> _PROBLEM DETAILS_
Return every line below as is, leaving out the pictures.

[Dataset items]
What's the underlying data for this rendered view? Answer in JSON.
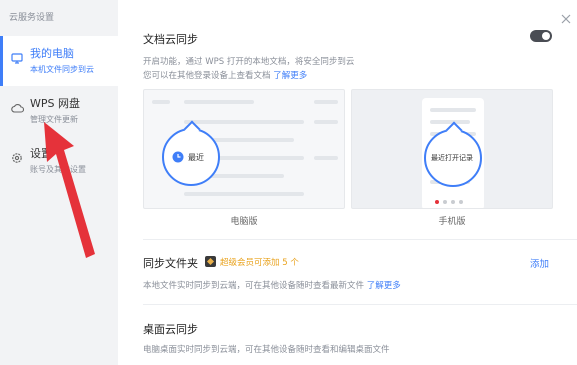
{
  "sidebar": {
    "title": "云服务设置",
    "items": [
      {
        "label": "我的电脑",
        "sub": "本机文件同步到云",
        "icon": "monitor-icon"
      },
      {
        "label": "WPS 网盘",
        "sub": "管理文件更新",
        "icon": "cloud-icon"
      },
      {
        "label": "设置",
        "sub": "账号及其他设置",
        "icon": "gear-icon"
      }
    ]
  },
  "doc_sync": {
    "title": "文档云同步",
    "desc1": "开启功能，通过 WPS 打开的本地文档，将安全同步到云",
    "desc2": "您可以在其他登录设备上查看文档",
    "learn_more": "了解更多",
    "toggle_state": "on"
  },
  "previews": {
    "pc": {
      "bubble_text": "最近",
      "label": "电脑版"
    },
    "mobile": {
      "bubble_text": "最近打开记录",
      "label": "手机版"
    }
  },
  "folder_sync": {
    "title": "同步文件夹",
    "vip_text": "超级会员可添加 5 个",
    "add": "添加",
    "desc": "本地文件实时同步到云端，可在其他设备随时查看最新文件",
    "learn_more": "了解更多"
  },
  "desktop_sync": {
    "title": "桌面云同步",
    "desc": "电脑桌面实时同步到云端，可在其他设备随时查看和编辑桌面文件"
  },
  "colors": {
    "accent": "#3f7ef8",
    "arrow": "#e5323a",
    "vip": "#e9a21c"
  }
}
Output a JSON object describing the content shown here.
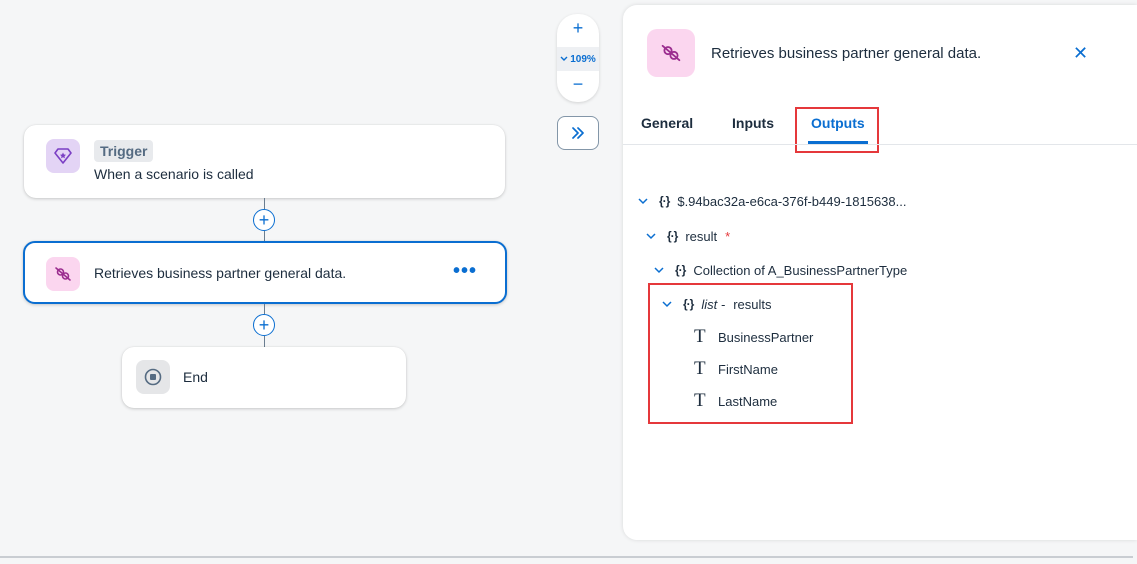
{
  "flow": {
    "trigger": {
      "badge": "Trigger",
      "text": "When a scenario is called"
    },
    "step": {
      "text": "Retrieves business partner general data.",
      "more_label": "•••"
    },
    "end": {
      "text": "End"
    },
    "add_symbol": "+"
  },
  "zoom": {
    "in_label": "+",
    "level": "109%",
    "out_label": "−"
  },
  "panel": {
    "title": "Retrieves business partner general data.",
    "close_label": "✕",
    "tabs": [
      {
        "label": "General"
      },
      {
        "label": "Inputs"
      },
      {
        "label": "Outputs",
        "active": true
      }
    ],
    "tree": {
      "root": "$.94bac32a-e6ca-376f-b449-1815638...",
      "result": "result",
      "required_marker": "*",
      "collection": "Collection of A_BusinessPartnerType",
      "list_label": "list -",
      "list_name": "results",
      "fields": [
        "BusinessPartner",
        "FirstName",
        "LastName"
      ]
    }
  },
  "colors": {
    "accent": "#0a6ed1",
    "highlight": "#e5383b",
    "trigger_tile": "#e3d4f5",
    "step_tile": "#fbd6ef"
  }
}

> _COMPLETED TASK_
What's the underlying data for this rendered view? Answer in JSON.
{
  "sidebar": {
    "title": "云服务设置",
    "items": [
      {
        "label": "我的电脑",
        "sub": "本机文件同步到云",
        "icon": "monitor-icon"
      },
      {
        "label": "WPS 网盘",
        "sub": "管理文件更新",
        "icon": "cloud-icon"
      },
      {
        "label": "设置",
        "sub": "账号及其他设置",
        "icon": "gear-icon"
      }
    ]
  },
  "doc_sync": {
    "title": "文档云同步",
    "desc1": "开启功能，通过 WPS 打开的本地文档，将安全同步到云",
    "desc2": "您可以在其他登录设备上查看文档",
    "learn_more": "了解更多",
    "toggle_state": "on"
  },
  "previews": {
    "pc": {
      "bubble_text": "最近",
      "label": "电脑版"
    },
    "mobile": {
      "bubble_text": "最近打开记录",
      "label": "手机版"
    }
  },
  "folder_sync": {
    "title": "同步文件夹",
    "vip_text": "超级会员可添加 5 个",
    "add": "添加",
    "desc": "本地文件实时同步到云端，可在其他设备随时查看最新文件",
    "learn_more": "了解更多"
  },
  "desktop_sync": {
    "title": "桌面云同步",
    "desc": "电脑桌面实时同步到云端，可在其他设备随时查看和编辑桌面文件"
  },
  "colors": {
    "accent": "#3f7ef8",
    "arrow": "#e5323a",
    "vip": "#e9a21c"
  }
}
Output a JSON object describing the content shown here.
{
  "flow": {
    "trigger": {
      "badge": "Trigger",
      "text": "When a scenario is called"
    },
    "step": {
      "text": "Retrieves business partner general data.",
      "more_label": "•••"
    },
    "end": {
      "text": "End"
    },
    "add_symbol": "+"
  },
  "zoom": {
    "in_label": "+",
    "level": "109%",
    "out_label": "−"
  },
  "panel": {
    "title": "Retrieves business partner general data.",
    "close_label": "✕",
    "tabs": [
      {
        "label": "General"
      },
      {
        "label": "Inputs"
      },
      {
        "label": "Outputs",
        "active": true
      }
    ],
    "tree": {
      "root": "$.94bac32a-e6ca-376f-b449-1815638...",
      "result": "result",
      "required_marker": "*",
      "collection": "Collection of A_BusinessPartnerType",
      "list_label": "list -",
      "list_name": "results",
      "fields": [
        "BusinessPartner",
        "FirstName",
        "LastName"
      ]
    }
  },
  "colors": {
    "accent": "#0a6ed1",
    "highlight": "#e5383b",
    "trigger_tile": "#e3d4f5",
    "step_tile": "#fbd6ef"
  }
}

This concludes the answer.